— WRITTEN PROBLEM —
Return the lines from the one containing "y-tick-label: 35 — [20, 84, 35, 98]" through the one containing "bar-33 — [431, 265, 441, 397]", both included, exactly as they appear.

— MATERIALS PROVIDED —
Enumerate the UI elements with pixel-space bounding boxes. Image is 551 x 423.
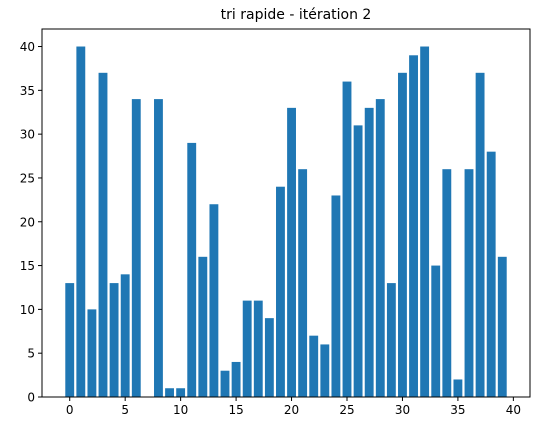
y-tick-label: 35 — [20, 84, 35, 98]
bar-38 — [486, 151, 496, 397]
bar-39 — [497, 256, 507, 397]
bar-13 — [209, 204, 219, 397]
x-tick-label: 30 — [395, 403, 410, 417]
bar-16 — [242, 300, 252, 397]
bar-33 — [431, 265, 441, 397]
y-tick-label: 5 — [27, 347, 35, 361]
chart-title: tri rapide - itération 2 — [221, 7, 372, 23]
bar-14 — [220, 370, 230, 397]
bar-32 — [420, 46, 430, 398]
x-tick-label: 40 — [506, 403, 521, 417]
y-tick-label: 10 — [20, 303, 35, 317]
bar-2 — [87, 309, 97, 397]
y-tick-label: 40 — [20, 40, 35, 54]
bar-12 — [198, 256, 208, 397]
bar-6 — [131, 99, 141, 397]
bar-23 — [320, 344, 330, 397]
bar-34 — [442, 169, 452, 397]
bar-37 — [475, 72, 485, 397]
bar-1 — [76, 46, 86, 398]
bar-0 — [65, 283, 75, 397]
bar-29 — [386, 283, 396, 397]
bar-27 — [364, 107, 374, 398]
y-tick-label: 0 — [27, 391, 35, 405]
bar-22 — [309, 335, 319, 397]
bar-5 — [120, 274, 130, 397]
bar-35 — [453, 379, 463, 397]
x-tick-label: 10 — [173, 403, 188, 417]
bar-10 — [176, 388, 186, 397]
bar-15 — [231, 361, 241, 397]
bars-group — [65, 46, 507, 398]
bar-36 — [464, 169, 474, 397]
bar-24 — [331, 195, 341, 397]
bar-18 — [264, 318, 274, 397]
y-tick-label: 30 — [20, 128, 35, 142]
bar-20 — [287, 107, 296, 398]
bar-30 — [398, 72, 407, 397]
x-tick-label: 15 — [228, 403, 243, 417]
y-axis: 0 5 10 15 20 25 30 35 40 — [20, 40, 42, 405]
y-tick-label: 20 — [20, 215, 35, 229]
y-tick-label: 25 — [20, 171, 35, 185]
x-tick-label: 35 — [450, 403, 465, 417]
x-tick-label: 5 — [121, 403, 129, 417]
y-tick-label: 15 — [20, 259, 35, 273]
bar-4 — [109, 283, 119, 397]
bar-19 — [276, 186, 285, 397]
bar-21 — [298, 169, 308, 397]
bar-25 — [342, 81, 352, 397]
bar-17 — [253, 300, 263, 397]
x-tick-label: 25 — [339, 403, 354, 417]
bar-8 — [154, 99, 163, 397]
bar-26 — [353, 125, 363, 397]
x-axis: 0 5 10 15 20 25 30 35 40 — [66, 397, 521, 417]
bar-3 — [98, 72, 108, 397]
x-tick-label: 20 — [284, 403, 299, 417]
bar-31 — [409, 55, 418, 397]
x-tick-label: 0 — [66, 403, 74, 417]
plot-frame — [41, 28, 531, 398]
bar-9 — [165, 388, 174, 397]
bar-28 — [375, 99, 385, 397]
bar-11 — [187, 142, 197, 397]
--
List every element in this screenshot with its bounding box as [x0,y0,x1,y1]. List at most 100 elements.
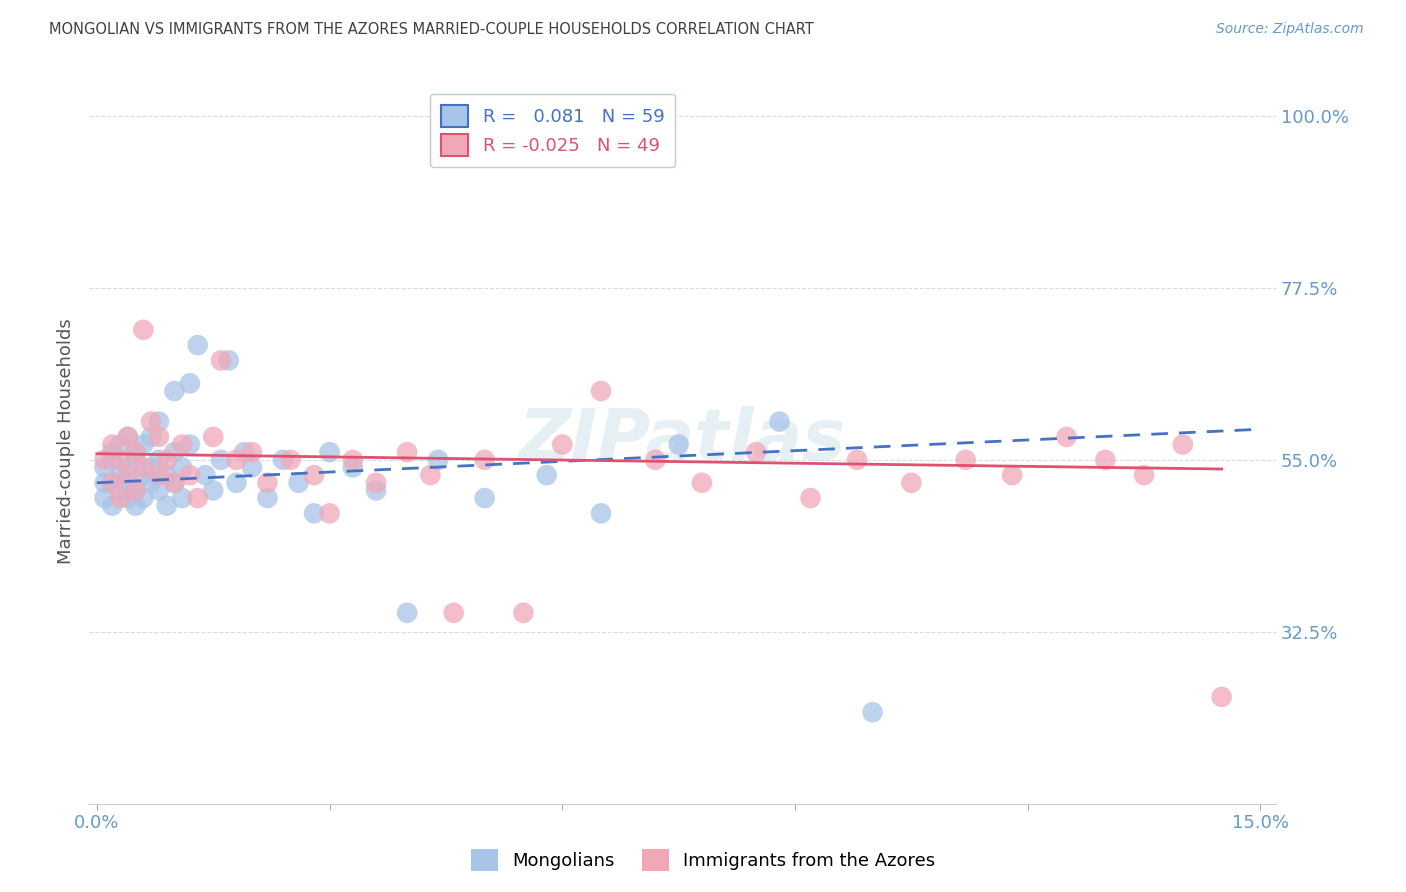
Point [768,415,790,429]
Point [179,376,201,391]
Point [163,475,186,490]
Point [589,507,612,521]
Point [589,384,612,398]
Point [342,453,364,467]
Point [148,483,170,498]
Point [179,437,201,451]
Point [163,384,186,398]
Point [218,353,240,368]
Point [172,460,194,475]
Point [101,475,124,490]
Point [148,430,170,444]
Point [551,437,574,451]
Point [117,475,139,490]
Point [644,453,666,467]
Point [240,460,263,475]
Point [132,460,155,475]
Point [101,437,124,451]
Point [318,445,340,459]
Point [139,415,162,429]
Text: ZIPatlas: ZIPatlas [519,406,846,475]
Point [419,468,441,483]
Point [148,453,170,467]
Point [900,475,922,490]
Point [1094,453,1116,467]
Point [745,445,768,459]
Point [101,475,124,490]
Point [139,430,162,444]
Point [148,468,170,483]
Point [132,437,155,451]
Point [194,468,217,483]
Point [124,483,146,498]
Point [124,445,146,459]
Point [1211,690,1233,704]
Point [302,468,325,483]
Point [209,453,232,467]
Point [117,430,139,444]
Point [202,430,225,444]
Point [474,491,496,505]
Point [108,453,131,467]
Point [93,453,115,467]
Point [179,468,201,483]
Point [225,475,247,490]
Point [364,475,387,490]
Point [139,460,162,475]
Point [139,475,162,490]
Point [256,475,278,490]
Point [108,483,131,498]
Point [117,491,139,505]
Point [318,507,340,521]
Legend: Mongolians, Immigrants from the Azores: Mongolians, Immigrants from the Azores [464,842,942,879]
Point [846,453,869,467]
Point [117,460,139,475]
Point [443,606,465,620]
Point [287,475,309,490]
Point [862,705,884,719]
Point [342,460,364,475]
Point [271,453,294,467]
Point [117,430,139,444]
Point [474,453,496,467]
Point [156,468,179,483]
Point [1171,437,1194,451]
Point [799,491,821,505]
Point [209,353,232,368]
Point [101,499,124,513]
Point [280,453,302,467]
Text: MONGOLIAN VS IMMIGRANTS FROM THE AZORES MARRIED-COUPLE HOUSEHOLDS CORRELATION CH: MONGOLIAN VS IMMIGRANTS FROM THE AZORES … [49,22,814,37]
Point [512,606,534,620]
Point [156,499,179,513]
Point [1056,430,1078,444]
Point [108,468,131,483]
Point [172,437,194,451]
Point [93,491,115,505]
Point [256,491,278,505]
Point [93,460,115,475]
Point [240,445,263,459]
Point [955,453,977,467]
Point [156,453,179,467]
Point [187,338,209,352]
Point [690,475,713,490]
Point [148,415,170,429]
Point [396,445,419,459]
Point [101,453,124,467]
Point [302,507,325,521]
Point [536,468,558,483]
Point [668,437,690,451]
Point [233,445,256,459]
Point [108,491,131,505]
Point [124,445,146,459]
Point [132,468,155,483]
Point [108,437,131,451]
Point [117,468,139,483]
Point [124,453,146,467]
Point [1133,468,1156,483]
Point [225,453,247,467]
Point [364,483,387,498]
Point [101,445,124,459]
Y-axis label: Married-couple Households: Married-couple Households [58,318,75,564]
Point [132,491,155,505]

— OUTPUT —
y-tick-label: 35 — [20, 84, 35, 98]
bar-38 — [486, 151, 496, 397]
bar-39 — [497, 256, 507, 397]
bar-13 — [209, 204, 219, 397]
x-tick-label: 30 — [395, 403, 410, 417]
bar-16 — [242, 300, 252, 397]
bar-33 — [431, 265, 441, 397]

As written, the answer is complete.